Exercise — Search the data for the string "tasks" and extract every line where it appears.

Extracted records —
# # # # # # #

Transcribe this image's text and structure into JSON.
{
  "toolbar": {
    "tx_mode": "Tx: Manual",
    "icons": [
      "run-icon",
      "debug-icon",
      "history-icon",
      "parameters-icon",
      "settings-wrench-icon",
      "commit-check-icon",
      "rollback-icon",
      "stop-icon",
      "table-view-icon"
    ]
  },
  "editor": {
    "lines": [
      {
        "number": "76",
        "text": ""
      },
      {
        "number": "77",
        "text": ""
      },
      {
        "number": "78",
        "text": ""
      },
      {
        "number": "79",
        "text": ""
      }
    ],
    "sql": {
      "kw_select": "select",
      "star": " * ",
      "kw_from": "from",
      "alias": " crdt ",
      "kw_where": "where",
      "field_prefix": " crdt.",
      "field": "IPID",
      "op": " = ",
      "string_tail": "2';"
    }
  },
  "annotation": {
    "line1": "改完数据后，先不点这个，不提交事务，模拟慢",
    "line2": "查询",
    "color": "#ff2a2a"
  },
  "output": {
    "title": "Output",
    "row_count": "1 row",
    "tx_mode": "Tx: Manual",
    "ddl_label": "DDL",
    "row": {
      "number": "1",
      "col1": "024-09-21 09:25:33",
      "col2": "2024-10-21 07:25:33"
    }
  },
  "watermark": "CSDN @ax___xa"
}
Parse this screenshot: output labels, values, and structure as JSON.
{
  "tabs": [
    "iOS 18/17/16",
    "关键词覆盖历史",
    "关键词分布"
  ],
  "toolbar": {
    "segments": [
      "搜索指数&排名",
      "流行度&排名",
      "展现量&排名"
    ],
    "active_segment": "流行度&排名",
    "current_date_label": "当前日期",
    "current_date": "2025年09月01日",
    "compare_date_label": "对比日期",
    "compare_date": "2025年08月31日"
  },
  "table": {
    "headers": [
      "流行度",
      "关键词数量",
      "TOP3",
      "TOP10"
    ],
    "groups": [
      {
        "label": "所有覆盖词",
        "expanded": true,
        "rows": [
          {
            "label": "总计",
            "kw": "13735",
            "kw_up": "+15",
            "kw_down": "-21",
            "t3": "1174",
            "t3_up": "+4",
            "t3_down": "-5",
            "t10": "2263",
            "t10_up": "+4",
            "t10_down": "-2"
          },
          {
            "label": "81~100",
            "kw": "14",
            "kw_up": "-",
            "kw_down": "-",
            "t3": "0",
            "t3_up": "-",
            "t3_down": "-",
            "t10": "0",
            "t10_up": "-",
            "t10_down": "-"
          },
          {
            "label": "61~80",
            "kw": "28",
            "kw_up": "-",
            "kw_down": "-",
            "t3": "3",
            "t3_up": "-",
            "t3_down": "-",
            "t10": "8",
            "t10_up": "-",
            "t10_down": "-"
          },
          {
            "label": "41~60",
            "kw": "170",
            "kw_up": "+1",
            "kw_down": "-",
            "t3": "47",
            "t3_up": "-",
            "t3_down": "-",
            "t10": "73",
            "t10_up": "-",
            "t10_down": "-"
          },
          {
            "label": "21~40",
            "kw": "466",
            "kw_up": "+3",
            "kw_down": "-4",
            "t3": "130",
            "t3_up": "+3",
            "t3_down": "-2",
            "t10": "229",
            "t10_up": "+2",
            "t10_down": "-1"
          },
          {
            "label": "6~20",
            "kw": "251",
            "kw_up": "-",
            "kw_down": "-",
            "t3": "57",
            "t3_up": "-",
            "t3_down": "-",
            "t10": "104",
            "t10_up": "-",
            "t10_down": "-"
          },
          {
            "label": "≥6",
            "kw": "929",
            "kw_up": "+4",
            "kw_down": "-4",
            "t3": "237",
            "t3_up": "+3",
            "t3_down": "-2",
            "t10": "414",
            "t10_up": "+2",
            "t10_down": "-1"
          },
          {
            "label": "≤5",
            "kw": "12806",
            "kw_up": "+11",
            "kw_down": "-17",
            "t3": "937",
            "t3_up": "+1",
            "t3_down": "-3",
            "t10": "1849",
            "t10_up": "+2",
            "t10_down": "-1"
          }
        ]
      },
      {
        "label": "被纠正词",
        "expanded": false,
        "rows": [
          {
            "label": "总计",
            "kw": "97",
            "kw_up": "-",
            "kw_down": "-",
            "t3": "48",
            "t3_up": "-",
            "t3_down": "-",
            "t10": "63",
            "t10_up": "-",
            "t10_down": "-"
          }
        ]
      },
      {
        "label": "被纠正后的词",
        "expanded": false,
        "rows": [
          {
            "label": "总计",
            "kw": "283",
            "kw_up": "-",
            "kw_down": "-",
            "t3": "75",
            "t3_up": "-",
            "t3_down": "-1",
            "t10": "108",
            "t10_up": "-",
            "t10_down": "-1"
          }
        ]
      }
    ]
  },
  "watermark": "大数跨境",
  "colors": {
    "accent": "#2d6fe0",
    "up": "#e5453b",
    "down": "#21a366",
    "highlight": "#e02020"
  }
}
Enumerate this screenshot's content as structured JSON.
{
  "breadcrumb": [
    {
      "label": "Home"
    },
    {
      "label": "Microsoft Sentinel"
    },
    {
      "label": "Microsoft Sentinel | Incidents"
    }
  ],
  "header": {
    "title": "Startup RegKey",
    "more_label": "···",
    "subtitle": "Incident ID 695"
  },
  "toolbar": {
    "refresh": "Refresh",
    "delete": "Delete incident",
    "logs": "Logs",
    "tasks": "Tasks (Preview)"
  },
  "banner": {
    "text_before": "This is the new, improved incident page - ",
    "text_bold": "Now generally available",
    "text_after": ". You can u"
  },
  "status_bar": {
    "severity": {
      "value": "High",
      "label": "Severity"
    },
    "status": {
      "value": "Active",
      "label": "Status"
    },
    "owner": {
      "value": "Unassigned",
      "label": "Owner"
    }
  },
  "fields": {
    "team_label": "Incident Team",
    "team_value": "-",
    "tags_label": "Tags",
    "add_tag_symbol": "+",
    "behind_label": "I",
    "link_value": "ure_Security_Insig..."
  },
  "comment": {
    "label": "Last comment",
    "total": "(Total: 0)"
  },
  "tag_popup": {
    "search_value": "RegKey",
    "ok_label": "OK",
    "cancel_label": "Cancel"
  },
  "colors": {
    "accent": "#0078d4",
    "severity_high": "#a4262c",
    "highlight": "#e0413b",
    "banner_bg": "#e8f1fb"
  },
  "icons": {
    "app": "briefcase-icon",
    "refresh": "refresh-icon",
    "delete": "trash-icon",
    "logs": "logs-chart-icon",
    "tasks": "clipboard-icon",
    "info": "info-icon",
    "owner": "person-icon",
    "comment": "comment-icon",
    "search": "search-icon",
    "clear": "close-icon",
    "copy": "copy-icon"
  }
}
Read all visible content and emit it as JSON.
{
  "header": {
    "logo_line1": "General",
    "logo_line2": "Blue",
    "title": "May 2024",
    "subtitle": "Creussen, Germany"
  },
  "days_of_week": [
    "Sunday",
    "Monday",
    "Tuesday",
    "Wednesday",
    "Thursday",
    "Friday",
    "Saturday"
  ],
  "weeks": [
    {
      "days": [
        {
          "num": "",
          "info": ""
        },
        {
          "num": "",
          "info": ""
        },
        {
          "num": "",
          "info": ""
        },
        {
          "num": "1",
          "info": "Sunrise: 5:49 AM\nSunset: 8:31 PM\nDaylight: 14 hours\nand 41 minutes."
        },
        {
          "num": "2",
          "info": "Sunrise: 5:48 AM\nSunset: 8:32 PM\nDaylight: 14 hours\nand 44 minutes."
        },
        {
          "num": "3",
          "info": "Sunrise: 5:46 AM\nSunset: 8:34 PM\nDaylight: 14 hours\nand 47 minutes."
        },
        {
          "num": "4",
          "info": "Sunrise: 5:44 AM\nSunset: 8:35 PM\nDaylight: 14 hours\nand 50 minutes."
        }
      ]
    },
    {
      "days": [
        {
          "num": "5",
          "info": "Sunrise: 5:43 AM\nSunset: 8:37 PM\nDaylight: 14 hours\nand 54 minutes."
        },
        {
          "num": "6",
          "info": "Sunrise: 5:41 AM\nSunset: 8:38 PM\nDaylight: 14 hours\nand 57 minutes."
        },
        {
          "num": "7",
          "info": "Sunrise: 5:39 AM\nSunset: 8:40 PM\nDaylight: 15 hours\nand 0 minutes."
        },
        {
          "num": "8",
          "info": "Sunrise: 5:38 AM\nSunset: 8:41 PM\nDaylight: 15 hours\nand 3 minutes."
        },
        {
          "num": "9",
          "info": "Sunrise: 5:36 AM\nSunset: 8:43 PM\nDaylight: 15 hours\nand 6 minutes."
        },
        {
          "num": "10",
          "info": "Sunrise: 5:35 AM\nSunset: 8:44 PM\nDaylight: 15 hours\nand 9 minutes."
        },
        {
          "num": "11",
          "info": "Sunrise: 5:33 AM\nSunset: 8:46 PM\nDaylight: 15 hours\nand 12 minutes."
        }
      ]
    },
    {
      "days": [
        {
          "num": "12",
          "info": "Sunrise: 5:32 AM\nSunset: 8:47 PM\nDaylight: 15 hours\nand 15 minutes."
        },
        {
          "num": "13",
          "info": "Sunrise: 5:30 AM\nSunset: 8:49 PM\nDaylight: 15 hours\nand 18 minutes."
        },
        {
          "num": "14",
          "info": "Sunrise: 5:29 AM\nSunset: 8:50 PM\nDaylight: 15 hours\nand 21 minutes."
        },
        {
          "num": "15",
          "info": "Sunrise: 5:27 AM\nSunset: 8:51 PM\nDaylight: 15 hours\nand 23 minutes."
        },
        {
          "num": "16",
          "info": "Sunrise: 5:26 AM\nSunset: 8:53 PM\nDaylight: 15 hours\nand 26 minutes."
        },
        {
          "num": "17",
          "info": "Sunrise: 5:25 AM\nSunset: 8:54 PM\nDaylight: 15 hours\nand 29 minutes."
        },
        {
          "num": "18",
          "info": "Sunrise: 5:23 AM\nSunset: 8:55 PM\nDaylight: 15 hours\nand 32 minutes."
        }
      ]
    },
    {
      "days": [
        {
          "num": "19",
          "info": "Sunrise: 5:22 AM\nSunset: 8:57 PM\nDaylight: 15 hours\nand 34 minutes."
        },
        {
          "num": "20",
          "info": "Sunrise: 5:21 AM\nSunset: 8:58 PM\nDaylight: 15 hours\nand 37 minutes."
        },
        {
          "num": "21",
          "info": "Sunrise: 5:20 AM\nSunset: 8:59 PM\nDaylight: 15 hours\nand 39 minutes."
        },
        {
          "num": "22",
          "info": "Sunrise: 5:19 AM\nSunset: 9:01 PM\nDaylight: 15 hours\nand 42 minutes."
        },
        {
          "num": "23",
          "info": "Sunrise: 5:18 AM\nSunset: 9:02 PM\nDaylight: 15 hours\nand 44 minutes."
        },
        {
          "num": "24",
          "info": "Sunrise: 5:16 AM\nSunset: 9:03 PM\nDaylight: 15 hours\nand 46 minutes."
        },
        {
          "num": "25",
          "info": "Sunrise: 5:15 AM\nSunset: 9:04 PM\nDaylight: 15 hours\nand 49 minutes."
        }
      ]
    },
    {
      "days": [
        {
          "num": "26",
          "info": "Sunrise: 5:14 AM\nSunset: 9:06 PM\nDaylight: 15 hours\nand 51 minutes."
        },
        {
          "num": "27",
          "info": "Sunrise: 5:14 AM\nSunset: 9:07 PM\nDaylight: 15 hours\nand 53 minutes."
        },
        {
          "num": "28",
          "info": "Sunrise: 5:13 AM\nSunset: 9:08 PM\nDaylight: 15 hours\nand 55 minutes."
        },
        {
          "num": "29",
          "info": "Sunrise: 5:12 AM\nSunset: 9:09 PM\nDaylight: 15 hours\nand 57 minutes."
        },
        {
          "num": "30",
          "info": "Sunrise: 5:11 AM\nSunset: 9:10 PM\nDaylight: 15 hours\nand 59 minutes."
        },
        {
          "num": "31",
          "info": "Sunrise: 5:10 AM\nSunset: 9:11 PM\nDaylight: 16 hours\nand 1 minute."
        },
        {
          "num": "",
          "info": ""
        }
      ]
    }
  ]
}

# # # # # # #

Written solution —
    "tasks": "Tasks (Preview)"
    "tasks": "clipboard-icon",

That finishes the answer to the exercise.